**What needs to be done:** Extract the full set of records that follows, word for word.

**Given information:**
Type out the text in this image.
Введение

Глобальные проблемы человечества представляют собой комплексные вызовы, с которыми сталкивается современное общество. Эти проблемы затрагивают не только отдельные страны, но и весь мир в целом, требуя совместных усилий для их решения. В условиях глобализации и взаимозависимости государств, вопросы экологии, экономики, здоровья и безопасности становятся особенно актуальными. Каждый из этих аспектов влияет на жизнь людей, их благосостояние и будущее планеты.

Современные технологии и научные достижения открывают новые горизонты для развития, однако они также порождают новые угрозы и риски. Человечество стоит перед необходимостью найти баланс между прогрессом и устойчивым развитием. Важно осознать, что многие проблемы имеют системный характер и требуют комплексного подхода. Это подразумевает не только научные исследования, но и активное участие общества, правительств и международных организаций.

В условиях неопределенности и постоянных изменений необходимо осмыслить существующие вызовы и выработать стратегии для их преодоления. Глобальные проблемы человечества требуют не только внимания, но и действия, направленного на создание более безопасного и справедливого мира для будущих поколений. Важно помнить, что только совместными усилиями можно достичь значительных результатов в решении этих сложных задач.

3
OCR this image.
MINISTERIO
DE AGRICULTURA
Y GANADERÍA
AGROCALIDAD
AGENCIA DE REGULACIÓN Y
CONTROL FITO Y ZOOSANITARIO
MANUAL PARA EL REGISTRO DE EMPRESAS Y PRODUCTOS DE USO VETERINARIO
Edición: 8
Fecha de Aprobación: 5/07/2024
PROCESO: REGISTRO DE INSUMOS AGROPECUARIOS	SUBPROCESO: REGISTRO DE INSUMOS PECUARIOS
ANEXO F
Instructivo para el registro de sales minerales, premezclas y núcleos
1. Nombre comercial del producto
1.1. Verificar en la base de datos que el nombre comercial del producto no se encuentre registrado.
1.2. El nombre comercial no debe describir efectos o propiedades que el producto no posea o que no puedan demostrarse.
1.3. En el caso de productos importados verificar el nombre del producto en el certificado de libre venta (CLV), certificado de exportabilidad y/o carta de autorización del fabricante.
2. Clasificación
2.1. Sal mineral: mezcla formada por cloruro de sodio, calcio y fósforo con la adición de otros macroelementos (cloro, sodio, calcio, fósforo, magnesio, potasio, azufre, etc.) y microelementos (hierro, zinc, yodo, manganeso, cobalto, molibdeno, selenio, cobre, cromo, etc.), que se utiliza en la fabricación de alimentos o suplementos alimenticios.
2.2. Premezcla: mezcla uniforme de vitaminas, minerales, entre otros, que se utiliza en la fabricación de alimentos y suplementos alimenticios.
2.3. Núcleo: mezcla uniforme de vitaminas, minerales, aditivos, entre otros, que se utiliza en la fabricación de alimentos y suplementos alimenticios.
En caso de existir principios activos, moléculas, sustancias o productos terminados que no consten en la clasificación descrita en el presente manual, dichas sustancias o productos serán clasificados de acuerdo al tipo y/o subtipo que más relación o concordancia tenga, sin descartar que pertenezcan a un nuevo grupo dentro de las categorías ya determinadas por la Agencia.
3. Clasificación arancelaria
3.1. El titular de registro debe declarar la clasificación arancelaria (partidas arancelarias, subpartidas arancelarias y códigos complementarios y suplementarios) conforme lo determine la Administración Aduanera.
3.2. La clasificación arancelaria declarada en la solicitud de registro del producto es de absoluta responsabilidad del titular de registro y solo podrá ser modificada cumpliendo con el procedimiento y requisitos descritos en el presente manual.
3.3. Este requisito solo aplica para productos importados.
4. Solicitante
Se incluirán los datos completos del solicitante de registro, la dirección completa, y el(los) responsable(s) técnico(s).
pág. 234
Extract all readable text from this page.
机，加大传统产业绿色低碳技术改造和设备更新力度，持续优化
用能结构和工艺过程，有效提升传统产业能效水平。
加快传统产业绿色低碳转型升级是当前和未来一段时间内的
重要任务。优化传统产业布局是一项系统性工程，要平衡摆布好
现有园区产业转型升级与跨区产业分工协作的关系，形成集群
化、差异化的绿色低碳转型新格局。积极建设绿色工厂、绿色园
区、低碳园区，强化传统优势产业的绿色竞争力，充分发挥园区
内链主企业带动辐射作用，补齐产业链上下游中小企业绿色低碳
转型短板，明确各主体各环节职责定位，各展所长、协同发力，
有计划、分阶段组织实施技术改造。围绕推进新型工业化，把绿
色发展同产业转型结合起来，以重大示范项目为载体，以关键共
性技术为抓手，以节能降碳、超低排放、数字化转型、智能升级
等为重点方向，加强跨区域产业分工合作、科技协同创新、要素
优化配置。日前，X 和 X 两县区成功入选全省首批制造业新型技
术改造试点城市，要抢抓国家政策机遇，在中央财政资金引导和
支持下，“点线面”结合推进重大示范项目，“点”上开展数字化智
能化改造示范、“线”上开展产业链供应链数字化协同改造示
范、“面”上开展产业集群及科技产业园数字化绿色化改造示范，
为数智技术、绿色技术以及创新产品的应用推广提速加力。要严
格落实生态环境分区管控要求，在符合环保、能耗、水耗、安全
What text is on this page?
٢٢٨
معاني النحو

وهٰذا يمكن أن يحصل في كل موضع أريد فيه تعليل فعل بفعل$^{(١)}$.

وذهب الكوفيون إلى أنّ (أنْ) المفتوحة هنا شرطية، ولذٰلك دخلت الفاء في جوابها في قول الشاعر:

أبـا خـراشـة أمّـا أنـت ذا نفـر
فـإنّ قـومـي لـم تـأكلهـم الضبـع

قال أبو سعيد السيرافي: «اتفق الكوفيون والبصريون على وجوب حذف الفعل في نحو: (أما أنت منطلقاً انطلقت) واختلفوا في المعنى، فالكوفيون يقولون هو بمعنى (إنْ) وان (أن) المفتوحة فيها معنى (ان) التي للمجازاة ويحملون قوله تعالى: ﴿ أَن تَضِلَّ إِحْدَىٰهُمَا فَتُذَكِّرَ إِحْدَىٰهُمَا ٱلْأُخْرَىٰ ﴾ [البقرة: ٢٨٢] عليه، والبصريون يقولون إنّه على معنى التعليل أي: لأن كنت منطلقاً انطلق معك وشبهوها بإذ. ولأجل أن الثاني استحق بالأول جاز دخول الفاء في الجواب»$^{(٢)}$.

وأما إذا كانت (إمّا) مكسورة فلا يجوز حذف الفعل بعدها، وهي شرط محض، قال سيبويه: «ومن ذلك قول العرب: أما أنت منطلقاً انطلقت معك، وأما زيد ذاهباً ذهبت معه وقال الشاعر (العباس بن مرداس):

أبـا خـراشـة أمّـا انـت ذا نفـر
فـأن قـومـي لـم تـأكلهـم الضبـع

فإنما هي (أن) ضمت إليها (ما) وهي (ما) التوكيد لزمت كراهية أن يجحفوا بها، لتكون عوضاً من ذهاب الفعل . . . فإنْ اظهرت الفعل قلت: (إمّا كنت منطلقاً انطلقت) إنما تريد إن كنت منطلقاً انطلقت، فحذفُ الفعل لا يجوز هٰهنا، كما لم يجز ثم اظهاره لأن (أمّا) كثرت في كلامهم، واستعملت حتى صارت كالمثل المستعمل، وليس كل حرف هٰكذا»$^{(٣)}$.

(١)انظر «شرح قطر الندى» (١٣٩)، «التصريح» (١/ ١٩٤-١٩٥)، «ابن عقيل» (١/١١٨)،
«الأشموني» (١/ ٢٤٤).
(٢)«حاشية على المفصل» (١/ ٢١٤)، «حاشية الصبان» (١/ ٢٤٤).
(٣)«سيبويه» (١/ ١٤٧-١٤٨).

**Response for this exercise:**
Type out the text in this image.
Введение

Глобальные проблемы человечества представляют собой комплексные вызовы, с которыми сталкивается современное общество. Эти проблемы затрагивают не только отдельные страны, но и весь мир в целом, требуя совместных усилий для их решения. В условиях глобализации и взаимозависимости государств, вопросы экологии, экономики, здоровья и безопасности становятся особенно актуальными. Каждый из этих аспектов влияет на жизнь людей, их благосостояние и будущее планеты.

Современные технологии и научные достижения открывают новые горизонты для развития, однако они также порождают новые угрозы и риски. Человечество стоит перед необходимостью найти баланс между прогрессом и устойчивым развитием. Важно осознать, что многие проблемы имеют системный характер и требуют комплексного подхода. Это подразумевает не только научные исследования, но и активное участие общества, правительств и международных организаций.

В условиях неопределенности и постоянных изменений необходимо осмыслить существующие вызовы и выработать стратегии для их преодоления. Глобальные проблемы человечества требуют не только внимания, но и действия, направленного на создание более безопасного и справедливого мира для будущих поколений. Важно помнить, что только совместными усилиями можно достичь значительных результатов в решении этих сложных задач.

3
OCR this image.
MINISTERIO
DE AGRICULTURA
Y GANADERÍA
AGROCALIDAD
AGENCIA DE REGULACIÓN Y
CONTROL FITO Y ZOOSANITARIO
MANUAL PARA EL REGISTRO DE EMPRESAS Y PRODUCTOS DE USO VETERINARIO
Edición: 8
Fecha de Aprobación: 5/07/2024
PROCESO: REGISTRO DE INSUMOS AGROPECUARIOS	SUBPROCESO: REGISTRO DE INSUMOS PECUARIOS
ANEXO F
Instructivo para el registro de sales minerales, premezclas y núcleos
1. Nombre comercial del producto
1.1. Verificar en la base de datos que el nombre comercial del producto no se encuentre registrado.
1.2. El nombre comercial no debe describir efectos o propiedades que el producto no posea o que no puedan demostrarse.
1.3. En el caso de productos importados verificar el nombre del producto en el certificado de libre venta (CLV), certificado de exportabilidad y/o carta de autorización del fabricante.
2. Clasificación
2.1. Sal mineral: mezcla formada por cloruro de sodio, calcio y fósforo con la adición de otros macroelementos (cloro, sodio, calcio, fósforo, magnesio, potasio, azufre, etc.) y microelementos (hierro, zinc, yodo, manganeso, cobalto, molibdeno, selenio, cobre, cromo, etc.), que se utiliza en la fabricación de alimentos o suplementos alimenticios.
2.2. Premezcla: mezcla uniforme de vitaminas, minerales, entre otros, que se utiliza en la fabricación de alimentos y suplementos alimenticios.
2.3. Núcleo: mezcla uniforme de vitaminas, minerales, aditivos, entre otros, que se utiliza en la fabricación de alimentos y suplementos alimenticios.
En caso de existir principios activos, moléculas, sustancias o productos terminados que no consten en la clasificación descrita en el presente manual, dichas sustancias o productos serán clasificados de acuerdo al tipo y/o subtipo que más relación o concordancia tenga, sin descartar que pertenezcan a un nuevo grupo dentro de las categorías ya determinadas por la Agencia.
3. Clasificación arancelaria
3.1. El titular de registro debe declarar la clasificación arancelaria (partidas arancelarias, subpartidas arancelarias y códigos complementarios y suplementarios) conforme lo determine la Administración Aduanera.
3.2. La clasificación arancelaria declarada en la solicitud de registro del producto es de absoluta responsabilidad del titular de registro y solo podrá ser modificada cumpliendo con el procedimiento y requisitos descritos en el presente manual.
3.3. Este requisito solo aplica para productos importados.
4. Solicitante
Se incluirán los datos completos del solicitante de registro, la dirección completa, y el(los) responsable(s) técnico(s).
pág. 234
Extract all readable text from this page.
机，加大传统产业绿色低碳技术改造和设备更新力度，持续优化
用能结构和工艺过程，有效提升传统产业能效水平。
加快传统产业绿色低碳转型升级是当前和未来一段时间内的
重要任务。优化传统产业布局是一项系统性工程，要平衡摆布好
现有园区产业转型升级与跨区产业分工协作的关系，形成集群
化、差异化的绿色低碳转型新格局。积极建设绿色工厂、绿色园
区、低碳园区，强化传统优势产业的绿色竞争力，充分发挥园区
内链主企业带动辐射作用，补齐产业链上下游中小企业绿色低碳
转型短板，明确各主体各环节职责定位，各展所长、协同发力，
有计划、分阶段组织实施技术改造。围绕推进新型工业化，把绿
色发展同产业转型结合起来，以重大示范项目为载体，以关键共
性技术为抓手，以节能降碳、超低排放、数字化转型、智能升级
等为重点方向，加强跨区域产业分工合作、科技协同创新、要素
优化配置。日前，X 和 X 两县区成功入选全省首批制造业新型技
术改造试点城市，要抢抓国家政策机遇，在中央财政资金引导和
支持下，“点线面”结合推进重大示范项目，“点”上开展数字化智
能化改造示范、“线”上开展产业链供应链数字化协同改造示
范、“面”上开展产业集群及科技产业园数字化绿色化改造示范，
为数智技术、绿色技术以及创新产品的应用推广提速加力。要严
格落实生态环境分区管控要求，在符合环保、能耗、水耗、安全
What text is on this page?
٢٢٨
معاني النحو

وهٰذا يمكن أن يحصل في كل موضع أريد فيه تعليل فعل بفعل$^{(١)}$.

وذهب الكوفيون إلى أنّ (أنْ) المفتوحة هنا شرطية، ولذٰلك دخلت الفاء في جوابها في قول الشاعر:

أبـا خـراشـة أمّـا أنـت ذا نفـر
فـإنّ قـومـي لـم تـأكلهـم الضبـع

قال أبو سعيد السيرافي: «اتفق الكوفيون والبصريون على وجوب حذف الفعل في نحو: (أما أنت منطلقاً انطلقت) واختلفوا في المعنى، فالكوفيون يقولون هو بمعنى (إنْ) وان (أن) المفتوحة فيها معنى (ان) التي للمجازاة ويحملون قوله تعالى: ﴿ أَن تَضِلَّ إِحْدَىٰهُمَا فَتُذَكِّرَ إِحْدَىٰهُمَا ٱلْأُخْرَىٰ ﴾ [البقرة: ٢٨٢] عليه، والبصريون يقولون إنّه على معنى التعليل أي: لأن كنت منطلقاً انطلق معك وشبهوها بإذ. ولأجل أن الثاني استحق بالأول جاز دخول الفاء في الجواب»$^{(٢)}$.

وأما إذا كانت (إمّا) مكسورة فلا يجوز حذف الفعل بعدها، وهي شرط محض، قال سيبويه: «ومن ذلك قول العرب: أما أنت منطلقاً انطلقت معك، وأما زيد ذاهباً ذهبت معه وقال الشاعر (العباس بن مرداس):

أبـا خـراشـة أمّـا انـت ذا نفـر
فـأن قـومـي لـم تـأكلهـم الضبـع

فإنما هي (أن) ضمت إليها (ما) وهي (ما) التوكيد لزمت كراهية أن يجحفوا بها، لتكون عوضاً من ذهاب الفعل . . . فإنْ اظهرت الفعل قلت: (إمّا كنت منطلقاً انطلقت) إنما تريد إن كنت منطلقاً انطلقت، فحذفُ الفعل لا يجوز هٰهنا، كما لم يجز ثم اظهاره لأن (أمّا) كثرت في كلامهم، واستعملت حتى صارت كالمثل المستعمل، وليس كل حرف هٰكذا»$^{(٣)}$.

(١)انظر «شرح قطر الندى» (١٣٩)، «التصريح» (١/ ١٩٤-١٩٥)، «ابن عقيل» (١/١١٨)،
«الأشموني» (١/ ٢٤٤).
(٢)«حاشية على المفصل» (١/ ٢١٤)، «حاشية الصبان» (١/ ٢٤٤).
(٣)«سيبويه» (١/ ١٤٧-١٤٨).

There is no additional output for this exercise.